-- START Text shown --

This is a scatterplot of sales and month

  1. Insert a new r chunk that makes this plot

  2. Use the function ggplot() (check the help file for this function)

  3. As data argument use na.omit(txhousing)

  4. In the aes argument put month on the x-axis and log(sales) on the y-axis

  5. Use geom_point to produce a line

  6. Once the r chunk runs fine, copy it and

  7. Add aes(color=year) to the geom.

  8. Copy the latest r chunk, and add the geom_smooth to the plot

I've tried changing the ggplot coding multiple times but I don't come any further than a simple dot in the middle of a graph. Because the ggplot won't even work yet when I try the geom_point , I haven't added geom_smooth yet either

library(tidyverse)

-- END Text shown --

• _Set tasks_:
A. Answer from the post about the sales scatterplot, one line each, marked (i), (ii) and (iii): (i) What should be used as the data argument? (ii) What should go on the y-axis? (iii) What is the most the writer has managed to get on the graph?
B. Render this sentence from the post about the sales scatterplot in Spanish: "I've tried changing the ggplot coding multiple times but I don't come any further than a simple dot in the middle of a graph."
C. Carry on the post about the sales scatterplot from its last line.

-- START Stored data --

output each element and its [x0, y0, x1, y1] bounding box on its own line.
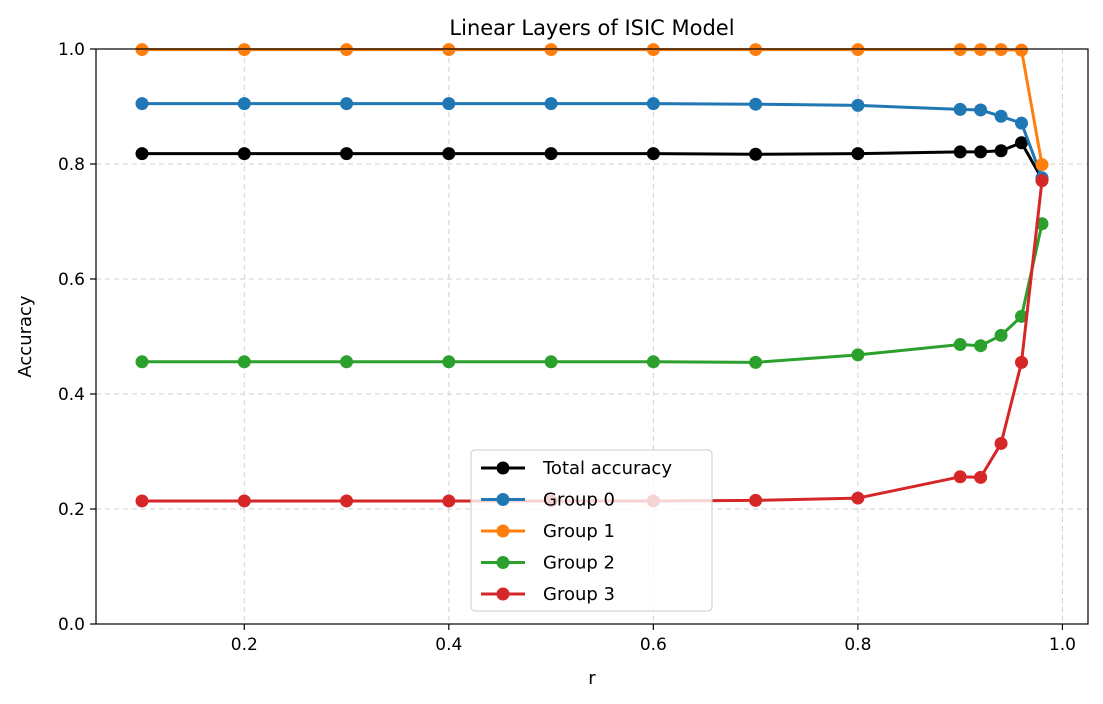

-- END Stored data --

• _The answers_:
A.
(i) na.omit(txhousing)
(ii) log(sales)
(iii) A simple dot in the middle of a graph.

B. He intentado cambiar el código de ggplot varias veces, pero no consigo pasar de un simple punto en medio de un gráfico.

C.
summary(txhousing)
na.omit(txhousing)
txhousing<- as.data.frame(txhousing)
txhousing %>% mutate(logsales= log(txhousing$sales))
ggplot(na.omit(txhousing), aes("month", "logsales")) +
  geom_point(aes(color=year))

I expect to get a scatterplot of the logsales and month from the txhousing data but what I get so far is a graph with the names of the variables on the axis, but further it's a blue dot in the origin of the graph and a legend which says what color stands for what year.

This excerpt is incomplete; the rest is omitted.